EXERCISE OBJECTIVE: For this exercise, repeat all of the material verbatim apart from its images.

RAW DATA:
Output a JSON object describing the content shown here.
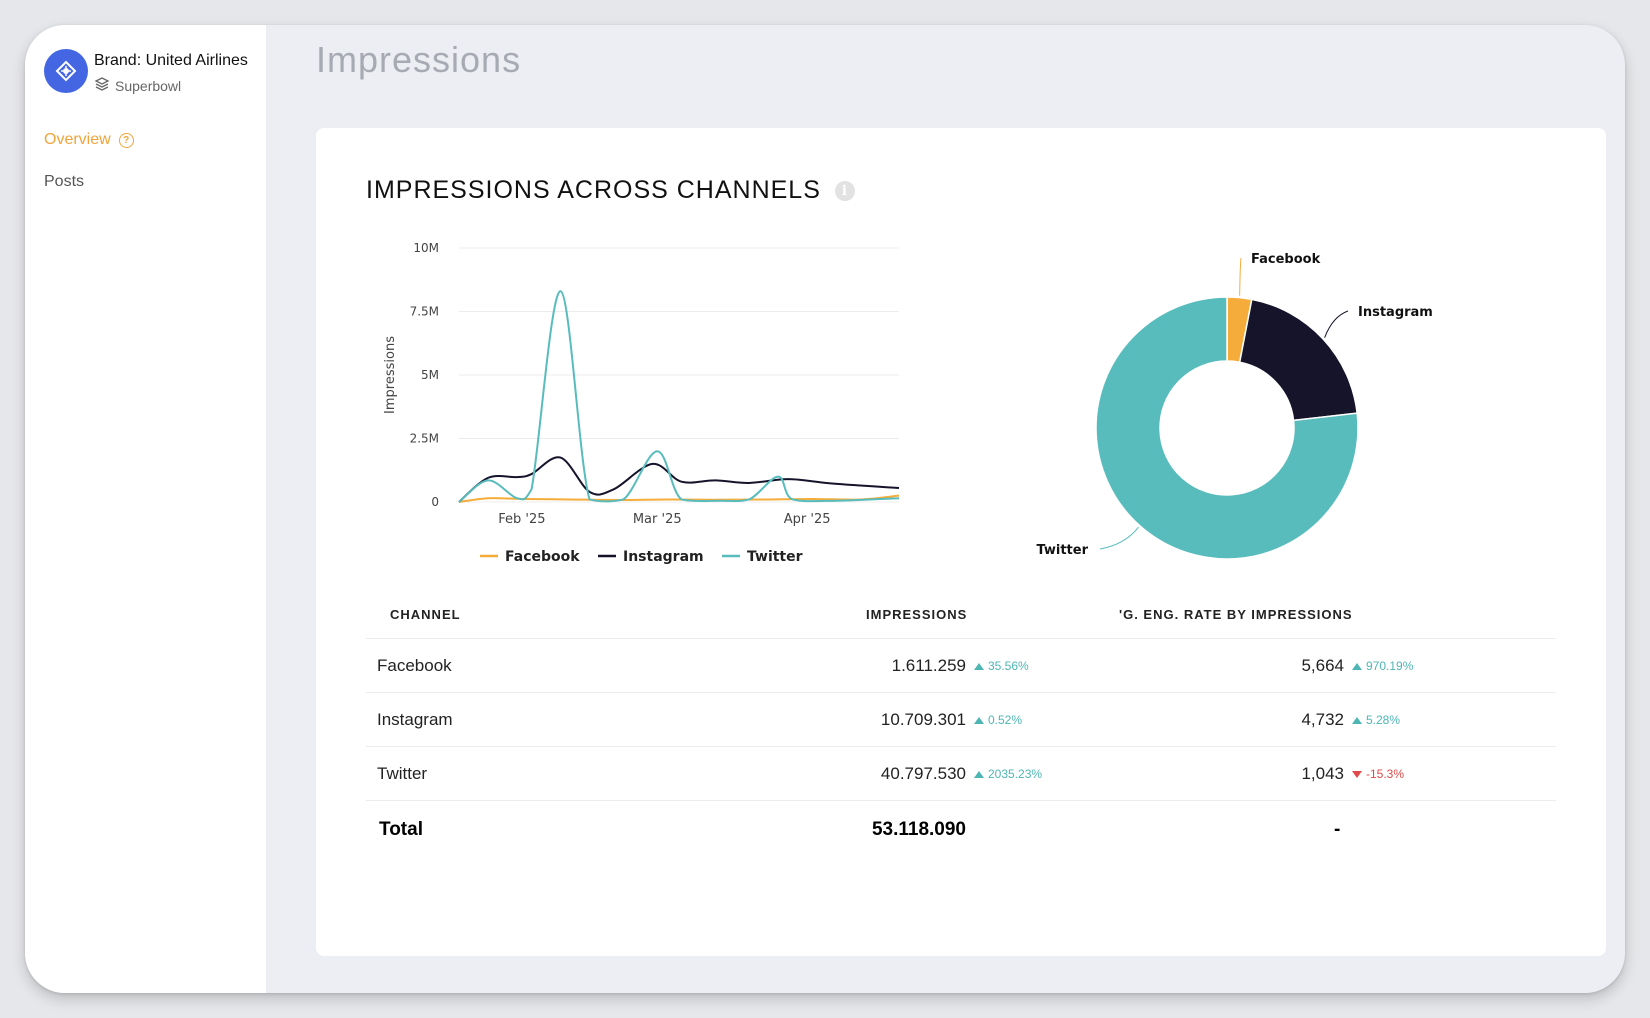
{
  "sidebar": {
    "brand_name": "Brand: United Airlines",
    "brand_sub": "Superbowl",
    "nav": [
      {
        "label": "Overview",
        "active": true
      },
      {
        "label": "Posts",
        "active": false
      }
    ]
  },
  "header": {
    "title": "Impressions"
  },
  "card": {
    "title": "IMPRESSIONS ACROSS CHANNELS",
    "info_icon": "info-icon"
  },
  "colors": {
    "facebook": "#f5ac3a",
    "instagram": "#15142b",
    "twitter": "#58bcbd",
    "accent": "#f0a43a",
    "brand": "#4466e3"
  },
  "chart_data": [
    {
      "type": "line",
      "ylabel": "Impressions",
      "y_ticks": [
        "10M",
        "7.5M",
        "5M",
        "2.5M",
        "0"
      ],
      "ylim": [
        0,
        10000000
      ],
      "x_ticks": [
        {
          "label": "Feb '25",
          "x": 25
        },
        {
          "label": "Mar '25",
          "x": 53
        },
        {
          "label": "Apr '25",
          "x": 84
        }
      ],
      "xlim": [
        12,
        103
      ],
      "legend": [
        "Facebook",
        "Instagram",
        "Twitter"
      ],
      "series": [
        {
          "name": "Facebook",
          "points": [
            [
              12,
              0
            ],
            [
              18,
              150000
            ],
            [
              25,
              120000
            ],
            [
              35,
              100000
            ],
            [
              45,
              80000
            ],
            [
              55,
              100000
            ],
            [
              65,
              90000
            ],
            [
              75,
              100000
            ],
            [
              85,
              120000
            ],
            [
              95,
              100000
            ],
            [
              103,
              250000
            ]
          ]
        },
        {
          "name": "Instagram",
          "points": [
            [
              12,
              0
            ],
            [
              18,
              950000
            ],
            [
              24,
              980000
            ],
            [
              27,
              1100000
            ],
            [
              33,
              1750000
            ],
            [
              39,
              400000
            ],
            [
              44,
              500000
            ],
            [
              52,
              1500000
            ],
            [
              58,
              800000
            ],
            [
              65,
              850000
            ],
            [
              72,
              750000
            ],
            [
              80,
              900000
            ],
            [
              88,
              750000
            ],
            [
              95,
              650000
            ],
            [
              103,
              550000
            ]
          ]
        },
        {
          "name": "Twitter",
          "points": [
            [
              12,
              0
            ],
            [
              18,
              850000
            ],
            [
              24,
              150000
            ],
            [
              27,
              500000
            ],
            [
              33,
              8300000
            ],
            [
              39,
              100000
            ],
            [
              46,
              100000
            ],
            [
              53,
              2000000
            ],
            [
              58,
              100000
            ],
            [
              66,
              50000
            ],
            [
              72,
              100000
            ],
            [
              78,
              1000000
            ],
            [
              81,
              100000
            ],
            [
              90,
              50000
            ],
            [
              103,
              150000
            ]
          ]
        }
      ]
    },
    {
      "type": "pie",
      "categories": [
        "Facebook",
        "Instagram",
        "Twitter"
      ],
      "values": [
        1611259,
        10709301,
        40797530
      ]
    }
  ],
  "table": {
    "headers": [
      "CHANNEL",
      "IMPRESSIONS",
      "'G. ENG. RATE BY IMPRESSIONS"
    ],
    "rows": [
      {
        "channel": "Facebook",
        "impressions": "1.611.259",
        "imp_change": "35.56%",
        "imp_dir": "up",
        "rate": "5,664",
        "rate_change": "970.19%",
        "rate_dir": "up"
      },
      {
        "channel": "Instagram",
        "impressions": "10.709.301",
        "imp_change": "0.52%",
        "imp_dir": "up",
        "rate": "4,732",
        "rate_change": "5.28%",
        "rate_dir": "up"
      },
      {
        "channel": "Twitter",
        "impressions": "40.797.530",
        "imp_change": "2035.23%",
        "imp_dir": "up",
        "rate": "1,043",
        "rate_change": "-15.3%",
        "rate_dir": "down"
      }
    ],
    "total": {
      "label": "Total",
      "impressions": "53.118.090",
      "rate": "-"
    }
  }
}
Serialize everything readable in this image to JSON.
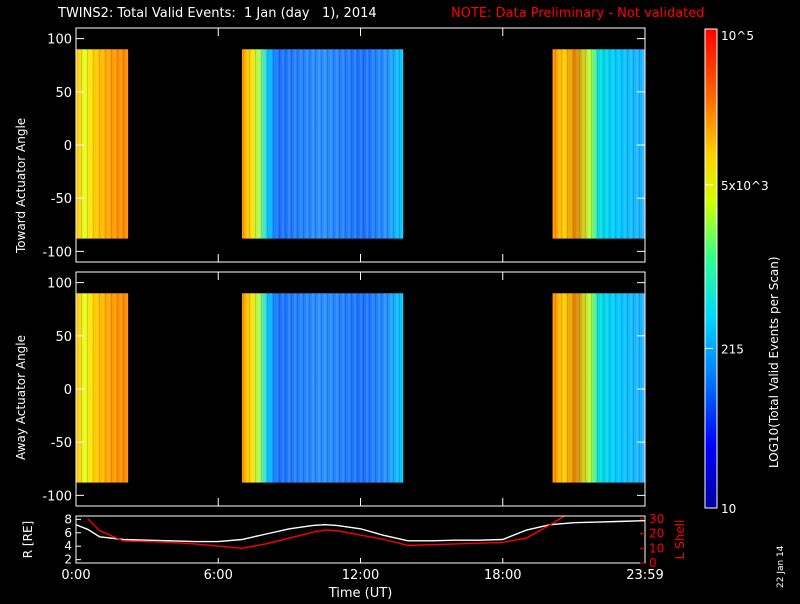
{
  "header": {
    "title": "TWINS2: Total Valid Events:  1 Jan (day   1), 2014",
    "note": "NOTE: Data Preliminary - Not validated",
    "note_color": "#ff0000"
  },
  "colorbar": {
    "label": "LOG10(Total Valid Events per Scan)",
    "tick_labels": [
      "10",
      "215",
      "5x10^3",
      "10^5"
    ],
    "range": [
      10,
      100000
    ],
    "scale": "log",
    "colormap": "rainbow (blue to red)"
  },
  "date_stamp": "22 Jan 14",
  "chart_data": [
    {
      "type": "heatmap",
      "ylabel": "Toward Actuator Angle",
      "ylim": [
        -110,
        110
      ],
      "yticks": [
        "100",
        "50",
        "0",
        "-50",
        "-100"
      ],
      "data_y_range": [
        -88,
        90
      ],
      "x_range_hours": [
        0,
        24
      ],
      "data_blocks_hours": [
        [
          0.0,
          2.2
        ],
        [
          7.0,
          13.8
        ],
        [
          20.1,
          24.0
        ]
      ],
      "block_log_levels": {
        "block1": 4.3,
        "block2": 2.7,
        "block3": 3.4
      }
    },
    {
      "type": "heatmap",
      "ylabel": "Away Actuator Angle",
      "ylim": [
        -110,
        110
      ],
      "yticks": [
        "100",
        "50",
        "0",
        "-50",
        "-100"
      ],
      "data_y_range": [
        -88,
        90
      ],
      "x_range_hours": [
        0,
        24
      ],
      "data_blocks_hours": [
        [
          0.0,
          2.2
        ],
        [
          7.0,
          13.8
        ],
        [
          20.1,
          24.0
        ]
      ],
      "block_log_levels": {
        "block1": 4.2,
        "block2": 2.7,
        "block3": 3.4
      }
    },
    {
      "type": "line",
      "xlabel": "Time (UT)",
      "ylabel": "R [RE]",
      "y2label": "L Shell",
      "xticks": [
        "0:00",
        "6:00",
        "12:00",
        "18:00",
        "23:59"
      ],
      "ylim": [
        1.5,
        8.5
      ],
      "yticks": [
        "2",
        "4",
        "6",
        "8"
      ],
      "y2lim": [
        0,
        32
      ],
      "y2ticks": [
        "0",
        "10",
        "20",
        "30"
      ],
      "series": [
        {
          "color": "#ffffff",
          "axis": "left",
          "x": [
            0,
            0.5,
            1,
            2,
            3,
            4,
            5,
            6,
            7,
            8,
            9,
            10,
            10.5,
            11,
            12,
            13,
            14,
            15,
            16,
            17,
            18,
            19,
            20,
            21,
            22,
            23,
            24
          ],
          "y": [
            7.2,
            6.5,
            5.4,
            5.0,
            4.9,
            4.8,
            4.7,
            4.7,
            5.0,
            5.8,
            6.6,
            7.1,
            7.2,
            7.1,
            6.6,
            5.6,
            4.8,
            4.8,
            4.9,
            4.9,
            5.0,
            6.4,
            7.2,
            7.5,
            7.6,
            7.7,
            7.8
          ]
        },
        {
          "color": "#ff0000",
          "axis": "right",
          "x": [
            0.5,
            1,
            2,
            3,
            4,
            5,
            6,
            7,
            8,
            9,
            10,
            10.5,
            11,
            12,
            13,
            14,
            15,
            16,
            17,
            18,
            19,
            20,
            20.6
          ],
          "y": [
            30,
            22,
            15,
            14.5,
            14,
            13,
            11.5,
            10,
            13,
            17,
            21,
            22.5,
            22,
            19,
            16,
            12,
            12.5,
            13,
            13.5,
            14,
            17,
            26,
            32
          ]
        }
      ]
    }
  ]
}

RESPONSE FOR THIS EXERCISE:
Output a JSON object describing the content shown here.
{
  "sidebar": {
    "brand_name": "Brand: United Airlines",
    "brand_sub": "Superbowl",
    "nav": [
      {
        "label": "Overview",
        "active": true
      },
      {
        "label": "Posts",
        "active": false
      }
    ]
  },
  "header": {
    "title": "Impressions"
  },
  "card": {
    "title": "IMPRESSIONS ACROSS CHANNELS",
    "info_icon": "info-icon"
  },
  "colors": {
    "facebook": "#f5ac3a",
    "instagram": "#15142b",
    "twitter": "#58bcbd",
    "accent": "#f0a43a",
    "brand": "#4466e3"
  },
  "chart_data": [
    {
      "type": "line",
      "ylabel": "Impressions",
      "y_ticks": [
        "10M",
        "7.5M",
        "5M",
        "2.5M",
        "0"
      ],
      "ylim": [
        0,
        10000000
      ],
      "x_ticks": [
        {
          "label": "Feb '25",
          "x": 25
        },
        {
          "label": "Mar '25",
          "x": 53
        },
        {
          "label": "Apr '25",
          "x": 84
        }
      ],
      "xlim": [
        12,
        103
      ],
      "legend": [
        "Facebook",
        "Instagram",
        "Twitter"
      ],
      "series": [
        {
          "name": "Facebook",
          "points": [
            [
              12,
              0
            ],
            [
              18,
              150000
            ],
            [
              25,
              120000
            ],
            [
              35,
              100000
            ],
            [
              45,
              80000
            ],
            [
              55,
              100000
            ],
            [
              65,
              90000
            ],
            [
              75,
              100000
            ],
            [
              85,
              120000
            ],
            [
              95,
              100000
            ],
            [
              103,
              250000
            ]
          ]
        },
        {
          "name": "Instagram",
          "points": [
            [
              12,
              0
            ],
            [
              18,
              950000
            ],
            [
              24,
              980000
            ],
            [
              27,
              1100000
            ],
            [
              33,
              1750000
            ],
            [
              39,
              400000
            ],
            [
              44,
              500000
            ],
            [
              52,
              1500000
            ],
            [
              58,
              800000
            ],
            [
              65,
              850000
            ],
            [
              72,
              750000
            ],
            [
              80,
              900000
            ],
            [
              88,
              750000
            ],
            [
              95,
              650000
            ],
            [
              103,
              550000
            ]
          ]
        },
        {
          "name": "Twitter",
          "points": [
            [
              12,
              0
            ],
            [
              18,
              850000
            ],
            [
              24,
              150000
            ],
            [
              27,
              500000
            ],
            [
              33,
              8300000
            ],
            [
              39,
              100000
            ],
            [
              46,
              100000
            ],
            [
              53,
              2000000
            ],
            [
              58,
              100000
            ],
            [
              66,
              50000
            ],
            [
              72,
              100000
            ],
            [
              78,
              1000000
            ],
            [
              81,
              100000
            ],
            [
              90,
              50000
            ],
            [
              103,
              150000
            ]
          ]
        }
      ]
    },
    {
      "type": "pie",
      "categories": [
        "Facebook",
        "Instagram",
        "Twitter"
      ],
      "values": [
        1611259,
        10709301,
        40797530
      ]
    }
  ],
  "table": {
    "headers": [
      "CHANNEL",
      "IMPRESSIONS",
      "'G. ENG. RATE BY IMPRESSIONS"
    ],
    "rows": [
      {
        "channel": "Facebook",
        "impressions": "1.611.259",
        "imp_change": "35.56%",
        "imp_dir": "up",
        "rate": "5,664",
        "rate_change": "970.19%",
        "rate_dir": "up"
      },
      {
        "channel": "Instagram",
        "impressions": "10.709.301",
        "imp_change": "0.52%",
        "imp_dir": "up",
        "rate": "4,732",
        "rate_change": "5.28%",
        "rate_dir": "up"
      },
      {
        "channel": "Twitter",
        "impressions": "40.797.530",
        "imp_change": "2035.23%",
        "imp_dir": "up",
        "rate": "1,043",
        "rate_change": "-15.3%",
        "rate_dir": "down"
      }
    ],
    "total": {
      "label": "Total",
      "impressions": "53.118.090",
      "rate": "-"
    }
  }
}
Serialize everything readable in this image to JSON.
{
  "header": {
    "title": "TWINS2: Total Valid Events:  1 Jan (day   1), 2014",
    "note": "NOTE: Data Preliminary - Not validated",
    "note_color": "#ff0000"
  },
  "colorbar": {
    "label": "LOG10(Total Valid Events per Scan)",
    "tick_labels": [
      "10",
      "215",
      "5x10^3",
      "10^5"
    ],
    "range": [
      10,
      100000
    ],
    "scale": "log",
    "colormap": "rainbow (blue to red)"
  },
  "date_stamp": "22 Jan 14",
  "chart_data": [
    {
      "type": "heatmap",
      "ylabel": "Toward Actuator Angle",
      "ylim": [
        -110,
        110
      ],
      "yticks": [
        "100",
        "50",
        "0",
        "-50",
        "-100"
      ],
      "data_y_range": [
        -88,
        90
      ],
      "x_range_hours": [
        0,
        24
      ],
      "data_blocks_hours": [
        [
          0.0,
          2.2
        ],
        [
          7.0,
          13.8
        ],
        [
          20.1,
          24.0
        ]
      ],
      "block_log_levels": {
        "block1": 4.3,
        "block2": 2.7,
        "block3": 3.4
      }
    },
    {
      "type": "heatmap",
      "ylabel": "Away Actuator Angle",
      "ylim": [
        -110,
        110
      ],
      "yticks": [
        "100",
        "50",
        "0",
        "-50",
        "-100"
      ],
      "data_y_range": [
        -88,
        90
      ],
      "x_range_hours": [
        0,
        24
      ],
      "data_blocks_hours": [
        [
          0.0,
          2.2
        ],
        [
          7.0,
          13.8
        ],
        [
          20.1,
          24.0
        ]
      ],
      "block_log_levels": {
        "block1": 4.2,
        "block2": 2.7,
        "block3": 3.4
      }
    },
    {
      "type": "line",
      "xlabel": "Time (UT)",
      "ylabel": "R [RE]",
      "y2label": "L Shell",
      "xticks": [
        "0:00",
        "6:00",
        "12:00",
        "18:00",
        "23:59"
      ],
      "ylim": [
        1.5,
        8.5
      ],
      "yticks": [
        "2",
        "4",
        "6",
        "8"
      ],
      "y2lim": [
        0,
        32
      ],
      "y2ticks": [
        "0",
        "10",
        "20",
        "30"
      ],
      "series": [
        {
          "color": "#ffffff",
          "axis": "left",
          "x": [
            0,
            0.5,
            1,
            2,
            3,
            4,
            5,
            6,
            7,
            8,
            9,
            10,
            10.5,
            11,
            12,
            13,
            14,
            15,
            16,
            17,
            18,
            19,
            20,
            21,
            22,
            23,
            24
          ],
          "y": [
            7.2,
            6.5,
            5.4,
            5.0,
            4.9,
            4.8,
            4.7,
            4.7,
            5.0,
            5.8,
            6.6,
            7.1,
            7.2,
            7.1,
            6.6,
            5.6,
            4.8,
            4.8,
            4.9,
            4.9,
            5.0,
            6.4,
            7.2,
            7.5,
            7.6,
            7.7,
            7.8
          ]
        },
        {
          "color": "#ff0000",
          "axis": "right",
          "x": [
            0.5,
            1,
            2,
            3,
            4,
            5,
            6,
            7,
            8,
            9,
            10,
            10.5,
            11,
            12,
            13,
            14,
            15,
            16,
            17,
            18,
            19,
            20,
            20.6
          ],
          "y": [
            30,
            22,
            15,
            14.5,
            14,
            13,
            11.5,
            10,
            13,
            17,
            21,
            22.5,
            22,
            19,
            16,
            12,
            12.5,
            13,
            13.5,
            14,
            17,
            26,
            32
          ]
        }
      ]
    }
  ]
}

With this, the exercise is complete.